**Short problem**
Retype every line of the material below without any changes.

**Records to use**

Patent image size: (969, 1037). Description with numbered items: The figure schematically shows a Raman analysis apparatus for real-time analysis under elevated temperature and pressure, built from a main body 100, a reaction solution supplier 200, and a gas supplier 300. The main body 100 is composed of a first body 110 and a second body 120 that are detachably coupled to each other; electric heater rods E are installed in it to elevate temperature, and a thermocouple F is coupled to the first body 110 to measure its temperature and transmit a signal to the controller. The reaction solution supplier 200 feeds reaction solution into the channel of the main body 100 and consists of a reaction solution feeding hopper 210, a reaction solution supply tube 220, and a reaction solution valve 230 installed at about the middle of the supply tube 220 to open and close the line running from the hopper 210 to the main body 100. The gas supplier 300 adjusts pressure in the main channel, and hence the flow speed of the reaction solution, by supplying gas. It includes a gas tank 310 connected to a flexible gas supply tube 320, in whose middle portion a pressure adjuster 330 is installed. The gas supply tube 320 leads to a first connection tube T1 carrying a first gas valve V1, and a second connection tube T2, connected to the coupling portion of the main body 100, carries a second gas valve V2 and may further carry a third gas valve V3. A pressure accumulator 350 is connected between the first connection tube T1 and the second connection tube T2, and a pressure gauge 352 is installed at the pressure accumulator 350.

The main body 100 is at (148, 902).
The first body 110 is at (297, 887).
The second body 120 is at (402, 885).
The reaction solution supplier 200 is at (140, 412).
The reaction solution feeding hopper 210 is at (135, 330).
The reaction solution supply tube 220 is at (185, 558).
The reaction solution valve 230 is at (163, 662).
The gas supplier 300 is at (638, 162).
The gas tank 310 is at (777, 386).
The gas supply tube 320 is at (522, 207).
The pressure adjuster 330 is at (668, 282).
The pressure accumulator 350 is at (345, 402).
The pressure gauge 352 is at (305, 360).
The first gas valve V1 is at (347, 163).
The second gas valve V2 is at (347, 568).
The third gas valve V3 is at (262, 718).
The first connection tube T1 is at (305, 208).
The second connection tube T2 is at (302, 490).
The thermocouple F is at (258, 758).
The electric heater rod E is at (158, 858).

**Output of the exercise**
Patent image size: (969, 1037). Description with numbered items: The figure schematically shows a Raman analysis apparatus for real-time analysis under elevated temperature and pressure, built from a main body 100, a reaction solution supplier 200, and a gas supplier 300. The main body 100 is composed of a first body 110 and a second body 120 that are detachably coupled to each other; electric heater rods E are installed in it to elevate temperature, and a thermocouple F is coupled to the first body 110 to measure its temperature and transmit a signal to the controller. The reaction solution supplier 200 feeds reaction solution into the channel of the main body 100 and consists of a reaction solution feeding hopper 210, a reaction solution supply tube 220, and a reaction solution valve 230 installed at about the middle of the supply tube 220 to open and close the line running from the hopper 210 to the main body 100. The gas supplier 300 adjusts pressure in the main channel, and hence the flow speed of the reaction solution, by supplying gas. It includes a gas tank 310 connected to a flexible gas supply tube 320, in whose middle portion a pressure adjuster 330 is installed. The gas supply tube 320 leads to a first connection tube T1 carrying a first gas valve V1, and a second connection tube T2, connected to the coupling portion of the main body 100, carries a second gas valve V2 and may further carry a third gas valve V3. A pressure accumulator 350 is connected between the first connection tube T1 and the second connection tube T2, and a pressure gauge 352 is installed at the pressure accumulator 350.

The main body 100 is at (148, 902).
The first body 110 is at (297, 887).
The second body 120 is at (402, 885).
The reaction solution supplier 200 is at (140, 412).
The reaction solution feeding hopper 210 is at (135, 330).
The reaction solution supply tube 220 is at (185, 558).
The reaction solution valve 230 is at (163, 662).
The gas supplier 300 is at (638, 162).
The gas tank 310 is at (777, 386).
The gas supply tube 320 is at (522, 207).
The pressure adjuster 330 is at (668, 282).
The pressure accumulator 350 is at (345, 402).
The pressure gauge 352 is at (305, 360).
The first gas valve V1 is at (347, 163).
The second gas valve V2 is at (347, 568).
The third gas valve V3 is at (262, 718).
The first connection tube T1 is at (305, 208).
The second connection tube T2 is at (302, 490).
The thermocouple F is at (258, 758).
The electric heater rod E is at (158, 858).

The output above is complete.